» TO DO: For the listing underneath, give the count of lines containing the string "text" and nothing further.

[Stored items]
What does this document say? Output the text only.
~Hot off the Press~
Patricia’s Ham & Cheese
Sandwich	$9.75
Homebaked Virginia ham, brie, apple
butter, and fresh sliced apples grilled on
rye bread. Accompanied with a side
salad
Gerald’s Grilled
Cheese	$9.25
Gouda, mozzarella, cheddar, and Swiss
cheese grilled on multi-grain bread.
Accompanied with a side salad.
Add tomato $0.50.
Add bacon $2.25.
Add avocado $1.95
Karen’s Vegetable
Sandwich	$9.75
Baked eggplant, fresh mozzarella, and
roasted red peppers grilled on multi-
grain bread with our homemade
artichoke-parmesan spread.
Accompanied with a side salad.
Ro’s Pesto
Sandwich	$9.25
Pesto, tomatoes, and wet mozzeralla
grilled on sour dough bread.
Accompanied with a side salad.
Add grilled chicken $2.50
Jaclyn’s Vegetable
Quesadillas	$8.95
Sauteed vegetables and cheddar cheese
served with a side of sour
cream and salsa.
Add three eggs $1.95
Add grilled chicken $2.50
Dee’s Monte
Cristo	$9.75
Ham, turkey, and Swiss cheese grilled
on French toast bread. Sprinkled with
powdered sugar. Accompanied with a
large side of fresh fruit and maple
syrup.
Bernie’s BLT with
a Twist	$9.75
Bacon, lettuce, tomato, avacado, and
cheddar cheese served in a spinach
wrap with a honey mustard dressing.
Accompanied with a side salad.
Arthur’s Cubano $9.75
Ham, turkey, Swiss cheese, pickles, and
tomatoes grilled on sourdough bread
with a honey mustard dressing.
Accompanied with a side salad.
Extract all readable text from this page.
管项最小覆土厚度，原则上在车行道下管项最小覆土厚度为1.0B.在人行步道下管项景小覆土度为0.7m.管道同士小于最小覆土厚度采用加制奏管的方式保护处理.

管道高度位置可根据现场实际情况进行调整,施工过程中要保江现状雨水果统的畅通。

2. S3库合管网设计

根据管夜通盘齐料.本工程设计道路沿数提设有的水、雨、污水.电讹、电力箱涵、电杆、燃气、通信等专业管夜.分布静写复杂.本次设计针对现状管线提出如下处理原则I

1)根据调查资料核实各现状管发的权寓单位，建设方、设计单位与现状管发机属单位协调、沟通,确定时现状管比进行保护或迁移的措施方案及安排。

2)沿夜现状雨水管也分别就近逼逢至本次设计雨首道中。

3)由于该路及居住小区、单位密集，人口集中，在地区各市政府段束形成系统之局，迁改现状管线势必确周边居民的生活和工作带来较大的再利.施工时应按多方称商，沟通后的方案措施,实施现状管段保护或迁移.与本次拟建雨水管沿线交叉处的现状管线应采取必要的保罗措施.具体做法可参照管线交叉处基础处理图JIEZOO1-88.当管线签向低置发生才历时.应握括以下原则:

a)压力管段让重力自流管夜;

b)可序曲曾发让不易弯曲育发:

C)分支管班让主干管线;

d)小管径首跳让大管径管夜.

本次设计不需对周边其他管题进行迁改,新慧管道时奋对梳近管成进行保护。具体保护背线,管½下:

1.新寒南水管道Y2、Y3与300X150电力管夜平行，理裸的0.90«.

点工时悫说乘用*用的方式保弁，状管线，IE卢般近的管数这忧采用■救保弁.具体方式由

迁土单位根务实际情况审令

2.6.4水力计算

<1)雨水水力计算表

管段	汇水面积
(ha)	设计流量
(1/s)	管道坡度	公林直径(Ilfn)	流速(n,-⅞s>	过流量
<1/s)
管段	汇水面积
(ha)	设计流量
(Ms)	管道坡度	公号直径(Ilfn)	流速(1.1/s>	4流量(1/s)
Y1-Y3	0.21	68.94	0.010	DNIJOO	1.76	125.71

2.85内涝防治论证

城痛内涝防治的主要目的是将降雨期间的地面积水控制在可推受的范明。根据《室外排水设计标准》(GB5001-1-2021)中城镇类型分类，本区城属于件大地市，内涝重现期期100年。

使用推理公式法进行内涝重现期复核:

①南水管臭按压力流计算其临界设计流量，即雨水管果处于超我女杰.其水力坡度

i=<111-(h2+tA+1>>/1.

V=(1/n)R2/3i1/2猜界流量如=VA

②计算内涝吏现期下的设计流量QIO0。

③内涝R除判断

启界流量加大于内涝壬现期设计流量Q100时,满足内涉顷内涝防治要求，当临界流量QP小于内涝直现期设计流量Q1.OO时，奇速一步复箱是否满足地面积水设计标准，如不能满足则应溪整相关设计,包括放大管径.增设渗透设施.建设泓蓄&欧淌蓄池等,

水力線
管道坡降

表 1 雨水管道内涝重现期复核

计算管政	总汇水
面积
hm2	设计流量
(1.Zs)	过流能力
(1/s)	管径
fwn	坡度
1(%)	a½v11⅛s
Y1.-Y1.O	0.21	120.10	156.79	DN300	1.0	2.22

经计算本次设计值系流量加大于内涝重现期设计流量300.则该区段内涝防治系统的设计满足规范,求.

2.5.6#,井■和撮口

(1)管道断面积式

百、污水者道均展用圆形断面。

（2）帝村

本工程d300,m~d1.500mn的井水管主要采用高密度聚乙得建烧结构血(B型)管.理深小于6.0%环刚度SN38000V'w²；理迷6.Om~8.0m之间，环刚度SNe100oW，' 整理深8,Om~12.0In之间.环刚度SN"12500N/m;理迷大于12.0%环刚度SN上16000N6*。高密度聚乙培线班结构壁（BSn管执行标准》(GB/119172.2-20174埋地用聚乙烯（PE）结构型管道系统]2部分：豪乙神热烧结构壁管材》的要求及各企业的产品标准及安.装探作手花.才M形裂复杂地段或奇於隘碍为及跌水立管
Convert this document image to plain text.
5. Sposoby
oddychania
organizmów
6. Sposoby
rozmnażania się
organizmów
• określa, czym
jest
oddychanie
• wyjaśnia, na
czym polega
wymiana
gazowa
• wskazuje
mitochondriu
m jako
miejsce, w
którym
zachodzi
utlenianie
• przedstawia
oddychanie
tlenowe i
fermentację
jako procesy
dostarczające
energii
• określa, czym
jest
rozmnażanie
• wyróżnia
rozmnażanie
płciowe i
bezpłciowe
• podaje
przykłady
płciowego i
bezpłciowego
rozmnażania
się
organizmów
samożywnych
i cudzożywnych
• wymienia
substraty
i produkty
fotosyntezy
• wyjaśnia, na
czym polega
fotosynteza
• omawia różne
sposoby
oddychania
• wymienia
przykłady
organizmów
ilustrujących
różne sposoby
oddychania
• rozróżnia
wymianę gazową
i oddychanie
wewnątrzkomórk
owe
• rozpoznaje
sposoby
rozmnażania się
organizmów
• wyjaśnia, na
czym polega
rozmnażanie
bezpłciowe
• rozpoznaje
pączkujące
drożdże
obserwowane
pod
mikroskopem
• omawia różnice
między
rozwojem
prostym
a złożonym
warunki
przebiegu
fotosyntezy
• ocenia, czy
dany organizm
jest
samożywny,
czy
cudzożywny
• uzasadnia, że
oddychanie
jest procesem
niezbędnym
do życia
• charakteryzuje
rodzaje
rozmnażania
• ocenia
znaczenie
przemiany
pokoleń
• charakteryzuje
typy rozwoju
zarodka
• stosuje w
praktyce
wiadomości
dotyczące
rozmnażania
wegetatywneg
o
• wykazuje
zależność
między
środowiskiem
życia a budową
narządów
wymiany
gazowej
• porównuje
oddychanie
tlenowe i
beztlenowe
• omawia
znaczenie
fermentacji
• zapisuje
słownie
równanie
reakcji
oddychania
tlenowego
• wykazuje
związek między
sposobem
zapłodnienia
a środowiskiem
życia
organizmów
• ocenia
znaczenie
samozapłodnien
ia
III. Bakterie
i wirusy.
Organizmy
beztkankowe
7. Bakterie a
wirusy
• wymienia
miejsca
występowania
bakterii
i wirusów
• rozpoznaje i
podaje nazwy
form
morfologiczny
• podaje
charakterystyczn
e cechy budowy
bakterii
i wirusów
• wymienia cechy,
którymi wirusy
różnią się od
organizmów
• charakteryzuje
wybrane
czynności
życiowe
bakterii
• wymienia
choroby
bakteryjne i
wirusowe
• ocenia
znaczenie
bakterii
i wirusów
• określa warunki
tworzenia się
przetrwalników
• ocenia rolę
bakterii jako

» SOLUTION BELOW: 3